— BEGIN —

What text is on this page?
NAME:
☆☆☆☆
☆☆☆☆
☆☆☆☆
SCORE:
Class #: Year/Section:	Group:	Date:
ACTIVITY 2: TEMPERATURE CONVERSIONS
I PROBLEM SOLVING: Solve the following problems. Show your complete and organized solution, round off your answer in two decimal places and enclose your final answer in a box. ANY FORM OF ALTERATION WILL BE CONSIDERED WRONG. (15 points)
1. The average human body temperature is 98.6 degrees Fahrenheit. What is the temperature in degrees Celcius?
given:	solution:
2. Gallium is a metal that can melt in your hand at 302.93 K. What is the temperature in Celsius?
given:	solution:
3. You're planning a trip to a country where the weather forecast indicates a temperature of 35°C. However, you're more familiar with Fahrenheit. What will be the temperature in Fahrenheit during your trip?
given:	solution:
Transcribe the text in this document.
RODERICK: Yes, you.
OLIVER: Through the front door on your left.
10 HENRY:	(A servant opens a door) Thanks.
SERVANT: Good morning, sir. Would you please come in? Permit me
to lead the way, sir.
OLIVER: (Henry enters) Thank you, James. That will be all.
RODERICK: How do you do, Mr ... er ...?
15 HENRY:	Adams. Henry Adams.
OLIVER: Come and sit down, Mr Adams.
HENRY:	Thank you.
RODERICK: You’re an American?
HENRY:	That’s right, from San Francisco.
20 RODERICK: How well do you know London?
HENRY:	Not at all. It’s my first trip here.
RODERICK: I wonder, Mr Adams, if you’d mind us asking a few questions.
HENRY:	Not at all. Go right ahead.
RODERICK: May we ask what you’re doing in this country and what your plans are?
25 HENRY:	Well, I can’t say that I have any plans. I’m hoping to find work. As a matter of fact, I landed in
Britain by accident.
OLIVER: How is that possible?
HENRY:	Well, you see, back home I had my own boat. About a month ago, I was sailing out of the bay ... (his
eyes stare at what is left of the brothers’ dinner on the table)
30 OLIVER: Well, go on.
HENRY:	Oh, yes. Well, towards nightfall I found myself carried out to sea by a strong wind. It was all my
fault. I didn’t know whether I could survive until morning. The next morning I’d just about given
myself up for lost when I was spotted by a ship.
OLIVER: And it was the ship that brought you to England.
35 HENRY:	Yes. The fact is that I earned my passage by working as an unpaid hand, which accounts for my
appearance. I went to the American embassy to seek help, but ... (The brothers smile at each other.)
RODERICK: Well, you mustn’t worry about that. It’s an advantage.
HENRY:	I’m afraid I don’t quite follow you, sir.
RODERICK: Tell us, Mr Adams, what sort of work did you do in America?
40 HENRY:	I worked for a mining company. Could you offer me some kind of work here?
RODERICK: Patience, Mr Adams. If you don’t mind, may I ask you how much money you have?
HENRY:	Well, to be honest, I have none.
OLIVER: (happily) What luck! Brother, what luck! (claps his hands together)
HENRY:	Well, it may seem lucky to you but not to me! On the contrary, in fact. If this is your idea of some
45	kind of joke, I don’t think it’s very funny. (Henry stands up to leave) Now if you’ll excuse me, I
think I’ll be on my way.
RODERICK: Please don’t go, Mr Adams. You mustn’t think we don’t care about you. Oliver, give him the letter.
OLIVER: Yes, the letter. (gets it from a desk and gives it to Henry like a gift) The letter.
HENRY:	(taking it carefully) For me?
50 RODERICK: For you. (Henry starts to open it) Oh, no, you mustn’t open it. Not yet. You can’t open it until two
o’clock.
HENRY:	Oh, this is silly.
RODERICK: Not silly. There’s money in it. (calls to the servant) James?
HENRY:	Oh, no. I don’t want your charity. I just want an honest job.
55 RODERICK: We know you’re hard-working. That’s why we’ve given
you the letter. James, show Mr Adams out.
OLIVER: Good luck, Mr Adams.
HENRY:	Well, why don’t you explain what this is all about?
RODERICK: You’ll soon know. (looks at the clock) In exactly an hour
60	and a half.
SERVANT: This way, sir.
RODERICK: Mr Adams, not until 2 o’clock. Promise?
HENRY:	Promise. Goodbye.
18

— END —
— BEGIN —

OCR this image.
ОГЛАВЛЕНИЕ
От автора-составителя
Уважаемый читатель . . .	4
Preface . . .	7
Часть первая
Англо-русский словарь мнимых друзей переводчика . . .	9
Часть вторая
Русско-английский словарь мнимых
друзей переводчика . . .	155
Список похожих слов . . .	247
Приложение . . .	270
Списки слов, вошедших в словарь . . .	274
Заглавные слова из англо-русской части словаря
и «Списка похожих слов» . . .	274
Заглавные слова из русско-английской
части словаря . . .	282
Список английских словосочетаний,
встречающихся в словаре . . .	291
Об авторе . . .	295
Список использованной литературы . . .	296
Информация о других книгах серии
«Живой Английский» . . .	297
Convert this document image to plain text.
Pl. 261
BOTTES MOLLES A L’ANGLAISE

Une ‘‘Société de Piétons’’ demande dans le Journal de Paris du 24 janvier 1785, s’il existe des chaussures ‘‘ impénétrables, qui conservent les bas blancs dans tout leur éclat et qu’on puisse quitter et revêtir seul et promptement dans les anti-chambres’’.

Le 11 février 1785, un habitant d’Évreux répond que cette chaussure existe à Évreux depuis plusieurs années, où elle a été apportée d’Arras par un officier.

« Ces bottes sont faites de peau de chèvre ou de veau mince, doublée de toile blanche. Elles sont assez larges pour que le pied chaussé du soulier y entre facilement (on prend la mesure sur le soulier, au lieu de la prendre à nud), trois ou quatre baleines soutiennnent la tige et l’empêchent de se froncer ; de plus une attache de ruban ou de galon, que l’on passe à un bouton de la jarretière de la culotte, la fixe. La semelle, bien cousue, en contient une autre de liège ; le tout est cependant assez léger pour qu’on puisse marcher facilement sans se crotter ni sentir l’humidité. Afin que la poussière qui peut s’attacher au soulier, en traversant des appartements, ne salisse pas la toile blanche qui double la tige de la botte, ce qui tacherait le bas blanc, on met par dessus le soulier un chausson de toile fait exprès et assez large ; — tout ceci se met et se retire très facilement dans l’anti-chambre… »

— END —

- OBJECTIVE: Pull out every line in the material above where "know" occurs.

- SOLUTION FOR THIS PROBLEM:
20 RODERICK: How well do you know London?
fault. I didn’t know whether I could survive until morning. The next morning I’d just about given
55 RODERICK: We know you’re hard-working. That’s why we’ve given
RODERICK: You’ll soon know. (looks at the clock) In exactly an hour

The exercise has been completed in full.